* TASK BRIEF
The listing below should be written out exactly; please include all of it.
** start **
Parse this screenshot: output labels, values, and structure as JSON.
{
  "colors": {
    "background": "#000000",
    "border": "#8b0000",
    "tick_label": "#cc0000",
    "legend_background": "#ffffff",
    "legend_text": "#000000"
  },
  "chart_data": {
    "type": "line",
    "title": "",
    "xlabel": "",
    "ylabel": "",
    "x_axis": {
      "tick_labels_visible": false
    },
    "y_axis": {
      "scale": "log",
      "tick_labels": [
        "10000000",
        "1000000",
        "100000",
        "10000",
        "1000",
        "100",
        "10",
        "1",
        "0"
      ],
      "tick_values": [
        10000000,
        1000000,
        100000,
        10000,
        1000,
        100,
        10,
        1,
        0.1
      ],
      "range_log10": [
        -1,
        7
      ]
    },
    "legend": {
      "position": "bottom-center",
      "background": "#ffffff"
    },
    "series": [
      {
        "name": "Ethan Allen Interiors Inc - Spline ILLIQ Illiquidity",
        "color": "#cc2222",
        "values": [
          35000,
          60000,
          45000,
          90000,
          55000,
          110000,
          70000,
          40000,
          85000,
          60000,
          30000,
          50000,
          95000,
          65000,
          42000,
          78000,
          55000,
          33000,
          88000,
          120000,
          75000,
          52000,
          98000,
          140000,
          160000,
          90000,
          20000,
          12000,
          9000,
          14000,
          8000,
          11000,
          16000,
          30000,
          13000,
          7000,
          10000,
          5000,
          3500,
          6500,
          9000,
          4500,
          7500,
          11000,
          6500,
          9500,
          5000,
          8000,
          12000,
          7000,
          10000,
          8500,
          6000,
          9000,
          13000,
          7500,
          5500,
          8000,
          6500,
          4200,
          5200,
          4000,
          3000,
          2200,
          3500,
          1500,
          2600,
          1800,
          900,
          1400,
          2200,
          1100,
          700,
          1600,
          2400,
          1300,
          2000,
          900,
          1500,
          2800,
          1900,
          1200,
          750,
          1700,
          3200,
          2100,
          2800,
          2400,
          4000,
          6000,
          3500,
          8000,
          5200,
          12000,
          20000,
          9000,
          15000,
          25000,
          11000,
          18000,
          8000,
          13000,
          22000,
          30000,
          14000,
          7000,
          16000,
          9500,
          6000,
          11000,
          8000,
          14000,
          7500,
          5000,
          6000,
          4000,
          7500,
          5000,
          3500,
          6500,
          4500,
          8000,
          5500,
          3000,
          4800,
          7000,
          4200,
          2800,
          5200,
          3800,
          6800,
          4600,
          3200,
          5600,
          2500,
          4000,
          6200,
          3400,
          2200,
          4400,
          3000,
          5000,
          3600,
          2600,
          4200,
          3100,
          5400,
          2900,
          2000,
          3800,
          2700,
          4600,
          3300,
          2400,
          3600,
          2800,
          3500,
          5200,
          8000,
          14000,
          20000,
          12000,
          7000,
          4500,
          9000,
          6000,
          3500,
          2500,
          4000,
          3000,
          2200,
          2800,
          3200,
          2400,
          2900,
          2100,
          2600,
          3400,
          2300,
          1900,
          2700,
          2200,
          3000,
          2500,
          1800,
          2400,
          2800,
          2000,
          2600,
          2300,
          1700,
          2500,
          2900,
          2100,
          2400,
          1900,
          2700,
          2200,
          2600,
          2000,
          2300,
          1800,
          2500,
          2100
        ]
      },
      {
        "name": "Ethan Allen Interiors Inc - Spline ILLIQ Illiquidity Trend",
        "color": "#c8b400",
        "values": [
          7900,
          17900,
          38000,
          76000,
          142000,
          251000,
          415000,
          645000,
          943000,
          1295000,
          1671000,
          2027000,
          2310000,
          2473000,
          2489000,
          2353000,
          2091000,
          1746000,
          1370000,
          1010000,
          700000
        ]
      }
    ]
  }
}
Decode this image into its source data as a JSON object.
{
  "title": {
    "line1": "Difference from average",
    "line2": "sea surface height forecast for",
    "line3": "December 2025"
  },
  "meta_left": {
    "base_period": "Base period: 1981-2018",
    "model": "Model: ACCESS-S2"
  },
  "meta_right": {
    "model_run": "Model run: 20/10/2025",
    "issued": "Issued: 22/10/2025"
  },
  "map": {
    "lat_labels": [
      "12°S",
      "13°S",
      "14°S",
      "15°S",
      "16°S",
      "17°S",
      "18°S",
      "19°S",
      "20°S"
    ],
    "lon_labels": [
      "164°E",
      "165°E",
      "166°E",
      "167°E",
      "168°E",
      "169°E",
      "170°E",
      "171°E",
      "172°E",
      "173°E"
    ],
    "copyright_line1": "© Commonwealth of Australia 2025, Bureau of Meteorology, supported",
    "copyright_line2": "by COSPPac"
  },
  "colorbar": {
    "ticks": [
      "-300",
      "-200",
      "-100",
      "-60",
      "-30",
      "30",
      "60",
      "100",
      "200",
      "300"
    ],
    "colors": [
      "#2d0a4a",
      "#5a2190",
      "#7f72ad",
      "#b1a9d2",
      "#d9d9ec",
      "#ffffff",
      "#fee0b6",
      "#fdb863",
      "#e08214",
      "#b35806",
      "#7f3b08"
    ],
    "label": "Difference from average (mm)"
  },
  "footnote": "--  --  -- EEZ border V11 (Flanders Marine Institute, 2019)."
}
** end **
* WRITTEN SOLUTION
Parse this screenshot: output labels, values, and structure as JSON.
{
  "colors": {
    "background": "#000000",
    "border": "#8b0000",
    "tick_label": "#cc0000",
    "legend_background": "#ffffff",
    "legend_text": "#000000"
  },
  "chart_data": {
    "type": "line",
    "title": "",
    "xlabel": "",
    "ylabel": "",
    "x_axis": {
      "tick_labels_visible": false
    },
    "y_axis": {
      "scale": "log",
      "tick_labels": [
        "10000000",
        "1000000",
        "100000",
        "10000",
        "1000",
        "100",
        "10",
        "1",
        "0"
      ],
      "tick_values": [
        10000000,
        1000000,
        100000,
        10000,
        1000,
        100,
        10,
        1,
        0.1
      ],
      "range_log10": [
        -1,
        7
      ]
    },
    "legend": {
      "position": "bottom-center",
      "background": "#ffffff"
    },
    "series": [
      {
        "name": "Ethan Allen Interiors Inc - Spline ILLIQ Illiquidity",
        "color": "#cc2222",
        "values": [
          35000,
          60000,
          45000,
          90000,
          55000,
          110000,
          70000,
          40000,
          85000,
          60000,
          30000,
          50000,
          95000,
          65000,
          42000,
          78000,
          55000,
          33000,
          88000,
          120000,
          75000,
          52000,
          98000,
          140000,
          160000,
          90000,
          20000,
          12000,
          9000,
          14000,
          8000,
          11000,
          16000,
          30000,
          13000,
          7000,
          10000,
          5000,
          3500,
          6500,
          9000,
          4500,
          7500,
          11000,
          6500,
          9500,
          5000,
          8000,
          12000,
          7000,
          10000,
          8500,
          6000,
          9000,
          13000,
          7500,
          5500,
          8000,
          6500,
          4200,
          5200,
          4000,
          3000,
          2200,
          3500,
          1500,
          2600,
          1800,
          900,
          1400,
          2200,
          1100,
          700,
          1600,
          2400,
          1300,
          2000,
          900,
          1500,
          2800,
          1900,
          1200,
          750,
          1700,
          3200,
          2100,
          2800,
          2400,
          4000,
          6000,
          3500,
          8000,
          5200,
          12000,
          20000,
          9000,
          15000,
          25000,
          11000,
          18000,
          8000,
          13000,
          22000,
          30000,
          14000,
          7000,
          16000,
          9500,
          6000,
          11000,
          8000,
          14000,
          7500,
          5000,
          6000,
          4000,
          7500,
          5000,
          3500,
          6500,
          4500,
          8000,
          5500,
          3000,
          4800,
          7000,
          4200,
          2800,
          5200,
          3800,
          6800,
          4600,
          3200,
          5600,
          2500,
          4000,
          6200,
          3400,
          2200,
          4400,
          3000,
          5000,
          3600,
          2600,
          4200,
          3100,
          5400,
          2900,
          2000,
          3800,
          2700,
          4600,
          3300,
          2400,
          3600,
          2800,
          3500,
          5200,
          8000,
          14000,
          20000,
          12000,
          7000,
          4500,
          9000,
          6000,
          3500,
          2500,
          4000,
          3000,
          2200,
          2800,
          3200,
          2400,
          2900,
          2100,
          2600,
          3400,
          2300,
          1900,
          2700,
          2200,
          3000,
          2500,
          1800,
          2400,
          2800,
          2000,
          2600,
          2300,
          1700,
          2500,
          2900,
          2100,
          2400,
          1900,
          2700,
          2200,
          2600,
          2000,
          2300,
          1800,
          2500,
          2100
        ]
      },
      {
        "name": "Ethan Allen Interiors Inc - Spline ILLIQ Illiquidity Trend",
        "color": "#c8b400",
        "values": [
          7900,
          17900,
          38000,
          76000,
          142000,
          251000,
          415000,
          645000,
          943000,
          1295000,
          1671000,
          2027000,
          2310000,
          2473000,
          2489000,
          2353000,
          2091000,
          1746000,
          1370000,
          1010000,
          700000
        ]
      }
    ]
  }
}
Decode this image into its source data as a JSON object.
{
  "title": {
    "line1": "Difference from average",
    "line2": "sea surface height forecast for",
    "line3": "December 2025"
  },
  "meta_left": {
    "base_period": "Base period: 1981-2018",
    "model": "Model: ACCESS-S2"
  },
  "meta_right": {
    "model_run": "Model run: 20/10/2025",
    "issued": "Issued: 22/10/2025"
  },
  "map": {
    "lat_labels": [
      "12°S",
      "13°S",
      "14°S",
      "15°S",
      "16°S",
      "17°S",
      "18°S",
      "19°S",
      "20°S"
    ],
    "lon_labels": [
      "164°E",
      "165°E",
      "166°E",
      "167°E",
      "168°E",
      "169°E",
      "170°E",
      "171°E",
      "172°E",
      "173°E"
    ],
    "copyright_line1": "© Commonwealth of Australia 2025, Bureau of Meteorology, supported",
    "copyright_line2": "by COSPPac"
  },
  "colorbar": {
    "ticks": [
      "-300",
      "-200",
      "-100",
      "-60",
      "-30",
      "30",
      "60",
      "100",
      "200",
      "300"
    ],
    "colors": [
      "#2d0a4a",
      "#5a2190",
      "#7f72ad",
      "#b1a9d2",
      "#d9d9ec",
      "#ffffff",
      "#fee0b6",
      "#fdb863",
      "#e08214",
      "#b35806",
      "#7f3b08"
    ],
    "label": "Difference from average (mm)"
  },
  "footnote": "--  --  -- EEZ border V11 (Flanders Marine Institute, 2019)."
}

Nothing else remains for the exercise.